◆ **YOUR OBJECTIVE**:
Extract the text of every entry below exactly; leave images out.

===== MATERIAL PROVIDED =====

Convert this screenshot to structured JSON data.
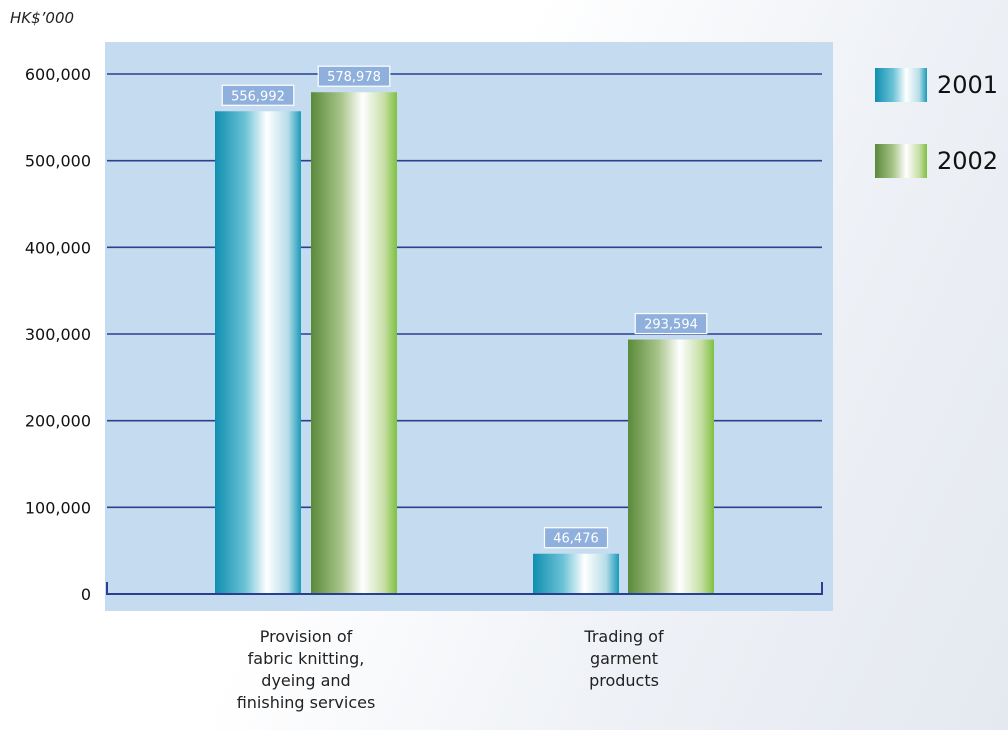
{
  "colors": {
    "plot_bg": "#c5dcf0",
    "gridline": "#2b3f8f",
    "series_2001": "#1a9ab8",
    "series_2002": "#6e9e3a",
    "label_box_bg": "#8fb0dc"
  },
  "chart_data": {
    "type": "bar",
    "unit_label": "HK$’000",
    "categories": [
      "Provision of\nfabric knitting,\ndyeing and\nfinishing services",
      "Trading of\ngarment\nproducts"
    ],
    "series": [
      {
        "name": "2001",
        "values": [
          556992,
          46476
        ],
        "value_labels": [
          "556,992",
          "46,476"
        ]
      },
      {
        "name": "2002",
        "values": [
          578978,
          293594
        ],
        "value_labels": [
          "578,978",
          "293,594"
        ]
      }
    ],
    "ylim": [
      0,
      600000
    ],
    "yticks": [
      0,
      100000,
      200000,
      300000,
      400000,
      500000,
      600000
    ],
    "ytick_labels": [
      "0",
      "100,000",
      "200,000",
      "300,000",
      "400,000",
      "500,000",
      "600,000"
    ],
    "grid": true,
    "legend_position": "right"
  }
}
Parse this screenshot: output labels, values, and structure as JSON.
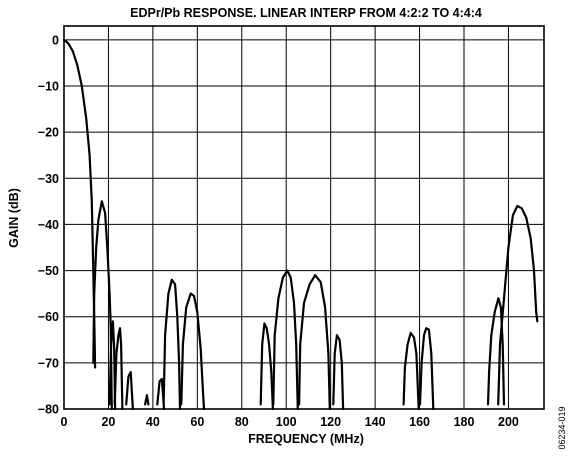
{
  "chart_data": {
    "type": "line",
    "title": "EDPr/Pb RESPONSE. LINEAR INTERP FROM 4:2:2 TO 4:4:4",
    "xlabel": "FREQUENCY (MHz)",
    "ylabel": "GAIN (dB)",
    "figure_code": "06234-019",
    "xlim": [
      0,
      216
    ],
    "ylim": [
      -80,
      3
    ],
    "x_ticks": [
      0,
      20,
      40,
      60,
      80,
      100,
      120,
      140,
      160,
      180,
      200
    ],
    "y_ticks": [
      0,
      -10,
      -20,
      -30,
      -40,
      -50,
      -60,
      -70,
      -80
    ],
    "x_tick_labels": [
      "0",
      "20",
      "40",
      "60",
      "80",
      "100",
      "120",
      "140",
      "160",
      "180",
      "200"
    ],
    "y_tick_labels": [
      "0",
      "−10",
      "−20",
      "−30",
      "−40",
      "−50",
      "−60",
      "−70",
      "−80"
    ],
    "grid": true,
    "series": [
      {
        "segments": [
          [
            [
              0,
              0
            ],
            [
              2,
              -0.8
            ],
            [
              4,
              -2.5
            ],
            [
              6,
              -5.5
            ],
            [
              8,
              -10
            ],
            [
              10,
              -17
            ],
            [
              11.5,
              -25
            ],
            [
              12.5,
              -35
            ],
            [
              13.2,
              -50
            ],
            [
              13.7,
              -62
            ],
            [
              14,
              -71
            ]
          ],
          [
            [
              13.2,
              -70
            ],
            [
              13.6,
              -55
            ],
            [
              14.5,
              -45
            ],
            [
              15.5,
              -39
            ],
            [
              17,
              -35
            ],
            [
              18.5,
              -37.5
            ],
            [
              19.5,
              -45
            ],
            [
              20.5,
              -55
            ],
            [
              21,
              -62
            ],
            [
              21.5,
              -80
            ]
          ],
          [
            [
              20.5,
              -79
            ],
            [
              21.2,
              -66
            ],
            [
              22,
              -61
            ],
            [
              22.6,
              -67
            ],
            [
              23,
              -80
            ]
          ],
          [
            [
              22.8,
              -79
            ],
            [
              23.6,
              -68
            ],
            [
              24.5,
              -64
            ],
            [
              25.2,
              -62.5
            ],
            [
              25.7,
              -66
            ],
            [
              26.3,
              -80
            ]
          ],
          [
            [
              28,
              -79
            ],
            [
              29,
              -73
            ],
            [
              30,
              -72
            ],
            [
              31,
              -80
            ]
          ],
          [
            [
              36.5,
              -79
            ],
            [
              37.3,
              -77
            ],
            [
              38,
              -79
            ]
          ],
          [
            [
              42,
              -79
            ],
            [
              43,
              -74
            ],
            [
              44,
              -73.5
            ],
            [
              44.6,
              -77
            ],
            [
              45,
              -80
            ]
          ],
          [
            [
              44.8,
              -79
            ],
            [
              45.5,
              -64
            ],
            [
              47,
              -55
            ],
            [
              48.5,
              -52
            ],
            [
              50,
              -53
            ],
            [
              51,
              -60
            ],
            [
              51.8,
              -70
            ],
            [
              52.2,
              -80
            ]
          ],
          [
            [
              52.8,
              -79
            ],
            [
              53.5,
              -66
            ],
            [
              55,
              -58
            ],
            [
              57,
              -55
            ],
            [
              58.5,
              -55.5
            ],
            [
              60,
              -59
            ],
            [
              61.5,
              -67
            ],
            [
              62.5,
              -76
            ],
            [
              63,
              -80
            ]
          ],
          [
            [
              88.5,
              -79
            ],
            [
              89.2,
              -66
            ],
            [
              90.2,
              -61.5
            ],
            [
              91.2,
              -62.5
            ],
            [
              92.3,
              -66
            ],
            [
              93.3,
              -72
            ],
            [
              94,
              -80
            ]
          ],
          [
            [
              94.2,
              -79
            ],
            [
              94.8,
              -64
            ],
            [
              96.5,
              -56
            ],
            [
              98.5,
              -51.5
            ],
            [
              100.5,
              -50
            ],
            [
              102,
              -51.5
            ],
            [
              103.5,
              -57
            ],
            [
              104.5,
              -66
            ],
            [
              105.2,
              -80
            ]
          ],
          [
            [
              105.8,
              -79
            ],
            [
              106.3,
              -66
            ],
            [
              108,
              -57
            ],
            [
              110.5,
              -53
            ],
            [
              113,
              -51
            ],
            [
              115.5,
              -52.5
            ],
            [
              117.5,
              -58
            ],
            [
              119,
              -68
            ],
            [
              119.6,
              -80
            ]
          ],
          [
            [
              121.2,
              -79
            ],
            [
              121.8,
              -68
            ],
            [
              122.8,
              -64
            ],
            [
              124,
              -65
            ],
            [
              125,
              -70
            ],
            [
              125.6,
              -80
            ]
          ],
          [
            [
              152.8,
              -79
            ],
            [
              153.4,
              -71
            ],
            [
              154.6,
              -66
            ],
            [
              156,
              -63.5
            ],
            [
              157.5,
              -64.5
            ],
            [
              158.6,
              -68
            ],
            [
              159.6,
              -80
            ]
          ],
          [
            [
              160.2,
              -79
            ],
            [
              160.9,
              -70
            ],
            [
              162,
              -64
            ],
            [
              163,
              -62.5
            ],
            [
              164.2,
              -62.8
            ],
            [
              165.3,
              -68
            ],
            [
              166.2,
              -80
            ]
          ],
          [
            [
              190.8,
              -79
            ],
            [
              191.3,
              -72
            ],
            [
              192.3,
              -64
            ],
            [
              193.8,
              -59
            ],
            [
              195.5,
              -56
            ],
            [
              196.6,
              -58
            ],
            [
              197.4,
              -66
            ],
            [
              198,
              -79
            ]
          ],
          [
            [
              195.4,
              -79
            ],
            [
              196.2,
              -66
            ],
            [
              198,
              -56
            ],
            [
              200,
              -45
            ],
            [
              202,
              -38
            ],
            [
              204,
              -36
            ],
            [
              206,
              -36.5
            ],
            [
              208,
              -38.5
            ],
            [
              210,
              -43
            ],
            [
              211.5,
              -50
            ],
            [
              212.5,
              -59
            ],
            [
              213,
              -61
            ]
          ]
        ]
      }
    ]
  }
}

=====

◆ **FULL OUTPUT**:
Convert this screenshot to structured JSON data.
{
  "colors": {
    "plot_bg": "#c5dcf0",
    "gridline": "#2b3f8f",
    "series_2001": "#1a9ab8",
    "series_2002": "#6e9e3a",
    "label_box_bg": "#8fb0dc"
  },
  "chart_data": {
    "type": "bar",
    "unit_label": "HK$’000",
    "categories": [
      "Provision of\nfabric knitting,\ndyeing and\nfinishing services",
      "Trading of\ngarment\nproducts"
    ],
    "series": [
      {
        "name": "2001",
        "values": [
          556992,
          46476
        ],
        "value_labels": [
          "556,992",
          "46,476"
        ]
      },
      {
        "name": "2002",
        "values": [
          578978,
          293594
        ],
        "value_labels": [
          "578,978",
          "293,594"
        ]
      }
    ],
    "ylim": [
      0,
      600000
    ],
    "yticks": [
      0,
      100000,
      200000,
      300000,
      400000,
      500000,
      600000
    ],
    "ytick_labels": [
      "0",
      "100,000",
      "200,000",
      "300,000",
      "400,000",
      "500,000",
      "600,000"
    ],
    "grid": true,
    "legend_position": "right"
  }
}
Parse this screenshot: output labels, values, and structure as JSON.
{
  "chart_data": {
    "type": "line",
    "title": "EDPr/Pb RESPONSE. LINEAR INTERP FROM 4:2:2 TO 4:4:4",
    "xlabel": "FREQUENCY (MHz)",
    "ylabel": "GAIN (dB)",
    "figure_code": "06234-019",
    "xlim": [
      0,
      216
    ],
    "ylim": [
      -80,
      3
    ],
    "x_ticks": [
      0,
      20,
      40,
      60,
      80,
      100,
      120,
      140,
      160,
      180,
      200
    ],
    "y_ticks": [
      0,
      -10,
      -20,
      -30,
      -40,
      -50,
      -60,
      -70,
      -80
    ],
    "x_tick_labels": [
      "0",
      "20",
      "40",
      "60",
      "80",
      "100",
      "120",
      "140",
      "160",
      "180",
      "200"
    ],
    "y_tick_labels": [
      "0",
      "−10",
      "−20",
      "−30",
      "−40",
      "−50",
      "−60",
      "−70",
      "−80"
    ],
    "grid": true,
    "series": [
      {
        "segments": [
          [
            [
              0,
              0
            ],
            [
              2,
              -0.8
            ],
            [
              4,
              -2.5
            ],
            [
              6,
              -5.5
            ],
            [
              8,
              -10
            ],
            [
              10,
              -17
            ],
            [
              11.5,
              -25
            ],
            [
              12.5,
              -35
            ],
            [
              13.2,
              -50
            ],
            [
              13.7,
              -62
            ],
            [
              14,
              -71
            ]
          ],
          [
            [
              13.2,
              -70
            ],
            [
              13.6,
              -55
            ],
            [
              14.5,
              -45
            ],
            [
              15.5,
              -39
            ],
            [
              17,
              -35
            ],
            [
              18.5,
              -37.5
            ],
            [
              19.5,
              -45
            ],
            [
              20.5,
              -55
            ],
            [
              21,
              -62
            ],
            [
              21.5,
              -80
            ]
          ],
          [
            [
              20.5,
              -79
            ],
            [
              21.2,
              -66
            ],
            [
              22,
              -61
            ],
            [
              22.6,
              -67
            ],
            [
              23,
              -80
            ]
          ],
          [
            [
              22.8,
              -79
            ],
            [
              23.6,
              -68
            ],
            [
              24.5,
              -64
            ],
            [
              25.2,
              -62.5
            ],
            [
              25.7,
              -66
            ],
            [
              26.3,
              -80
            ]
          ],
          [
            [
              28,
              -79
            ],
            [
              29,
              -73
            ],
            [
              30,
              -72
            ],
            [
              31,
              -80
            ]
          ],
          [
            [
              36.5,
              -79
            ],
            [
              37.3,
              -77
            ],
            [
              38,
              -79
            ]
          ],
          [
            [
              42,
              -79
            ],
            [
              43,
              -74
            ],
            [
              44,
              -73.5
            ],
            [
              44.6,
              -77
            ],
            [
              45,
              -80
            ]
          ],
          [
            [
              44.8,
              -79
            ],
            [
              45.5,
              -64
            ],
            [
              47,
              -55
            ],
            [
              48.5,
              -52
            ],
            [
              50,
              -53
            ],
            [
              51,
              -60
            ],
            [
              51.8,
              -70
            ],
            [
              52.2,
              -80
            ]
          ],
          [
            [
              52.8,
              -79
            ],
            [
              53.5,
              -66
            ],
            [
              55,
              -58
            ],
            [
              57,
              -55
            ],
            [
              58.5,
              -55.5
            ],
            [
              60,
              -59
            ],
            [
              61.5,
              -67
            ],
            [
              62.5,
              -76
            ],
            [
              63,
              -80
            ]
          ],
          [
            [
              88.5,
              -79
            ],
            [
              89.2,
              -66
            ],
            [
              90.2,
              -61.5
            ],
            [
              91.2,
              -62.5
            ],
            [
              92.3,
              -66
            ],
            [
              93.3,
              -72
            ],
            [
              94,
              -80
            ]
          ],
          [
            [
              94.2,
              -79
            ],
            [
              94.8,
              -64
            ],
            [
              96.5,
              -56
            ],
            [
              98.5,
              -51.5
            ],
            [
              100.5,
              -50
            ],
            [
              102,
              -51.5
            ],
            [
              103.5,
              -57
            ],
            [
              104.5,
              -66
            ],
            [
              105.2,
              -80
            ]
          ],
          [
            [
              105.8,
              -79
            ],
            [
              106.3,
              -66
            ],
            [
              108,
              -57
            ],
            [
              110.5,
              -53
            ],
            [
              113,
              -51
            ],
            [
              115.5,
              -52.5
            ],
            [
              117.5,
              -58
            ],
            [
              119,
              -68
            ],
            [
              119.6,
              -80
            ]
          ],
          [
            [
              121.2,
              -79
            ],
            [
              121.8,
              -68
            ],
            [
              122.8,
              -64
            ],
            [
              124,
              -65
            ],
            [
              125,
              -70
            ],
            [
              125.6,
              -80
            ]
          ],
          [
            [
              152.8,
              -79
            ],
            [
              153.4,
              -71
            ],
            [
              154.6,
              -66
            ],
            [
              156,
              -63.5
            ],
            [
              157.5,
              -64.5
            ],
            [
              158.6,
              -68
            ],
            [
              159.6,
              -80
            ]
          ],
          [
            [
              160.2,
              -79
            ],
            [
              160.9,
              -70
            ],
            [
              162,
              -64
            ],
            [
              163,
              -62.5
            ],
            [
              164.2,
              -62.8
            ],
            [
              165.3,
              -68
            ],
            [
              166.2,
              -80
            ]
          ],
          [
            [
              190.8,
              -79
            ],
            [
              191.3,
              -72
            ],
            [
              192.3,
              -64
            ],
            [
              193.8,
              -59
            ],
            [
              195.5,
              -56
            ],
            [
              196.6,
              -58
            ],
            [
              197.4,
              -66
            ],
            [
              198,
              -79
            ]
          ],
          [
            [
              195.4,
              -79
            ],
            [
              196.2,
              -66
            ],
            [
              198,
              -56
            ],
            [
              200,
              -45
            ],
            [
              202,
              -38
            ],
            [
              204,
              -36
            ],
            [
              206,
              -36.5
            ],
            [
              208,
              -38.5
            ],
            [
              210,
              -43
            ],
            [
              211.5,
              -50
            ],
            [
              212.5,
              -59
            ],
            [
              213,
              -61
            ]
          ]
        ]
      }
    ]
  }
}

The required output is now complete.